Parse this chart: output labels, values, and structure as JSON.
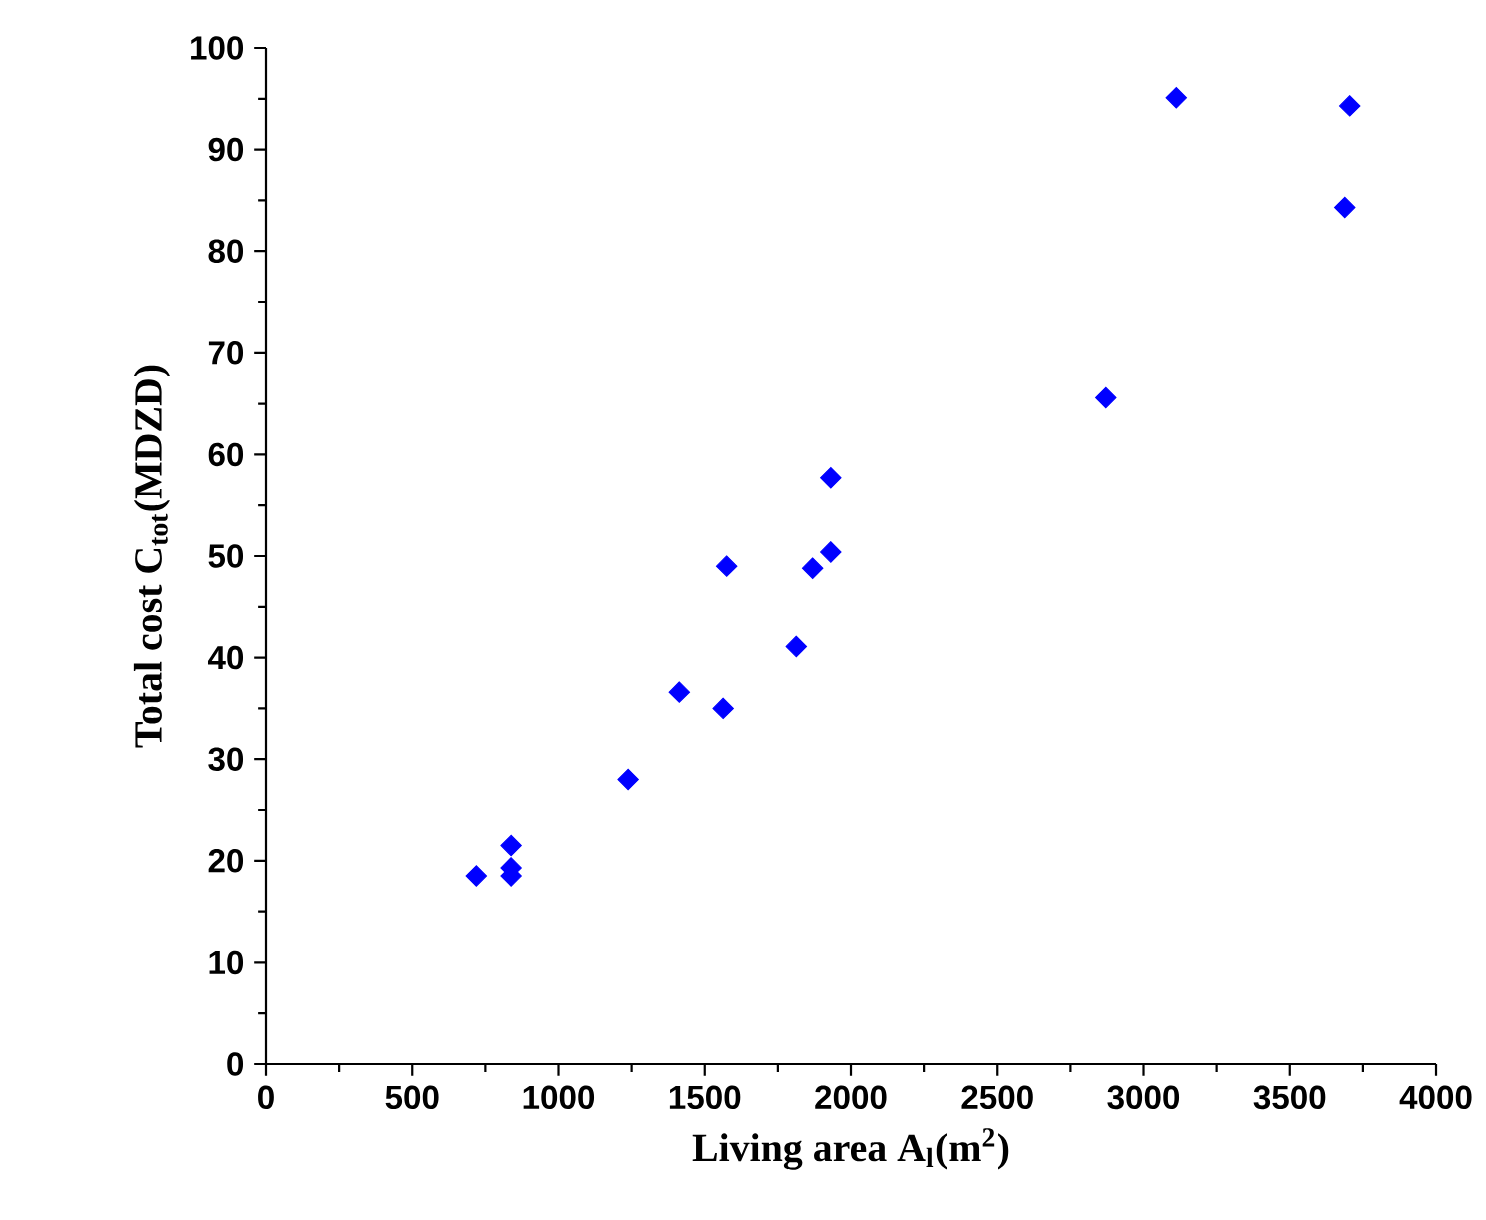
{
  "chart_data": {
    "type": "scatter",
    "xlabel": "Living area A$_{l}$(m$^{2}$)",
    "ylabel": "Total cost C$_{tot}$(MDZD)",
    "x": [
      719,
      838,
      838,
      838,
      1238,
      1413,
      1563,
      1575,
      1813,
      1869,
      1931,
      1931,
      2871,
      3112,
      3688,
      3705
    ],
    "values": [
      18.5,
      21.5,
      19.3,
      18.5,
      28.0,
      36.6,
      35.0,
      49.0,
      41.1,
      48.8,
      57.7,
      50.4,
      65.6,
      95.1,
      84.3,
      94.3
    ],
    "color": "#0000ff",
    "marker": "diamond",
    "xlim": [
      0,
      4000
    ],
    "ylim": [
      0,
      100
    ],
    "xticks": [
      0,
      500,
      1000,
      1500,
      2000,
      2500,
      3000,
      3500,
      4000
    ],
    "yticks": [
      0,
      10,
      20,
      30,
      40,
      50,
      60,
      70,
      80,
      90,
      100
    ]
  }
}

- Problem
Return the listing above in full and without alteration, excluding its pictures.

- Right answer
Parse this chart: output labels, values, and structure as JSON.
{
  "chart_data": {
    "type": "scatter",
    "xlabel": "Living area A$_{l}$(m$^{2}$)",
    "ylabel": "Total cost C$_{tot}$(MDZD)",
    "x": [
      719,
      838,
      838,
      838,
      1238,
      1413,
      1563,
      1575,
      1813,
      1869,
      1931,
      1931,
      2871,
      3112,
      3688,
      3705
    ],
    "values": [
      18.5,
      21.5,
      19.3,
      18.5,
      28.0,
      36.6,
      35.0,
      49.0,
      41.1,
      48.8,
      57.7,
      50.4,
      65.6,
      95.1,
      84.3,
      94.3
    ],
    "color": "#0000ff",
    "marker": "diamond",
    "xlim": [
      0,
      4000
    ],
    "ylim": [
      0,
      100
    ],
    "xticks": [
      0,
      500,
      1000,
      1500,
      2000,
      2500,
      3000,
      3500,
      4000
    ],
    "yticks": [
      0,
      10,
      20,
      30,
      40,
      50,
      60,
      70,
      80,
      90,
      100
    ]
  }
}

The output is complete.